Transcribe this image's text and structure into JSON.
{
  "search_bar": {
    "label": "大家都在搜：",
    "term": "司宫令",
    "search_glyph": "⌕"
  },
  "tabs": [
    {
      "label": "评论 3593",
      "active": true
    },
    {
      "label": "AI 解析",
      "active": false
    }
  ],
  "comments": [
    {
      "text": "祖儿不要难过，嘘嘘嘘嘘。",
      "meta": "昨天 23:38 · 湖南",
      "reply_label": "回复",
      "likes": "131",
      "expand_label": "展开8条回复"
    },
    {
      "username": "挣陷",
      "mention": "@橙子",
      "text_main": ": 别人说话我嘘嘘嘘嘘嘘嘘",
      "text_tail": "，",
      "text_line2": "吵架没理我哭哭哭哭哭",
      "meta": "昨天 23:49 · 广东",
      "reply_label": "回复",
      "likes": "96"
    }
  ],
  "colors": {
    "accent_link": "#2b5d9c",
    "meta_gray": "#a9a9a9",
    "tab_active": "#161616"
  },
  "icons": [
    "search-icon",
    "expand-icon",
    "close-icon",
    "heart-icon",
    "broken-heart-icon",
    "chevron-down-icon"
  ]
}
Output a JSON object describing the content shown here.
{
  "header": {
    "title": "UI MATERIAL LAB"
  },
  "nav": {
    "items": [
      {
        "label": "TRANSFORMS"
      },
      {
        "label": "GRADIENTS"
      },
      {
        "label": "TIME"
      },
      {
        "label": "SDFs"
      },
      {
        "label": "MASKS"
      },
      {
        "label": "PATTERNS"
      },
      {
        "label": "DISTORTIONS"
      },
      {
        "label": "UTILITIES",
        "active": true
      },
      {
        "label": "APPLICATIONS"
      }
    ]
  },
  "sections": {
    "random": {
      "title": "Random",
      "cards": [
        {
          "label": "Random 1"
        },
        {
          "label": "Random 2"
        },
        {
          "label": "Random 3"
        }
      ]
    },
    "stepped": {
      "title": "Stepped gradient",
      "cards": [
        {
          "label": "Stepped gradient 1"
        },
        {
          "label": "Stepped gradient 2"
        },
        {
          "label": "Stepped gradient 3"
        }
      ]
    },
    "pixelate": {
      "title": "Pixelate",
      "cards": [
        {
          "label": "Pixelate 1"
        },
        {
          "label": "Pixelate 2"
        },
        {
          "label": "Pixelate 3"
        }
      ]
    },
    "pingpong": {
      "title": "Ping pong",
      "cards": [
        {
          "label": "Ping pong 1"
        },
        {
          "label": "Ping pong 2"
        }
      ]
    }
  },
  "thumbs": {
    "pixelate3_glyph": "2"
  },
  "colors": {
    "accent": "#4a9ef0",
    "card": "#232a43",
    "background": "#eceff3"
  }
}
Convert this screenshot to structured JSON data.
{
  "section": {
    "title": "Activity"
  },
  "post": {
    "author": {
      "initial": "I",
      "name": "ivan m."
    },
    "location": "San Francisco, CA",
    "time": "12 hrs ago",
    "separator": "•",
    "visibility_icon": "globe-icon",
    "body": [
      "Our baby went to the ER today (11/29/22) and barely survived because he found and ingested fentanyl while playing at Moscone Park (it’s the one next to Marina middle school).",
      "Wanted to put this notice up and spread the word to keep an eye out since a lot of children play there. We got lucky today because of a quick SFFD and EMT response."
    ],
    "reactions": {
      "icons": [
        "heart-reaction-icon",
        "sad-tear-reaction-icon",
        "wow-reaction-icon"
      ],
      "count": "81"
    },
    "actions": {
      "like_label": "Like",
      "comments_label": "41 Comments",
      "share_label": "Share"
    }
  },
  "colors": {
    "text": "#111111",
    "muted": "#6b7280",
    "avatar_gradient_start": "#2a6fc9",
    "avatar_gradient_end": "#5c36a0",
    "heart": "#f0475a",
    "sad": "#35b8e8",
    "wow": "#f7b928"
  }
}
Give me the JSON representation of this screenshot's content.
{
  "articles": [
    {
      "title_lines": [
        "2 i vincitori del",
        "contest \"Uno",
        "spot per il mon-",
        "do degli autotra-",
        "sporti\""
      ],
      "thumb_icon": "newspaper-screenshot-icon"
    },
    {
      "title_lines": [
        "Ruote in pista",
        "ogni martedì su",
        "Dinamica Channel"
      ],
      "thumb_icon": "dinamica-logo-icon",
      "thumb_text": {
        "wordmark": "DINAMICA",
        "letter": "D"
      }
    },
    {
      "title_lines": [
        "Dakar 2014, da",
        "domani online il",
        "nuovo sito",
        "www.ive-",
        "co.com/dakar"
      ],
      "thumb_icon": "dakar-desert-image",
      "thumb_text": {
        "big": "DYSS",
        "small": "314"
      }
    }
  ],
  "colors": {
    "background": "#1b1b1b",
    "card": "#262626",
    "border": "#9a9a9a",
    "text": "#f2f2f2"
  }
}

TASK STATEMENT:
Find every line in the records that contains the word "because"; copy those lines.

SOLUTION TO THIS EXERCISE:
      "Our baby went to the ER today (11/29/22) and barely survived because he found and ingested fentanyl while playing at Moscone Park (it’s the one next to Marina middle school).",
      "Wanted to put this notice up and spread the word to keep an eye out since a lot of children play there. We got lucky today because of a quick SFFD and EMT response."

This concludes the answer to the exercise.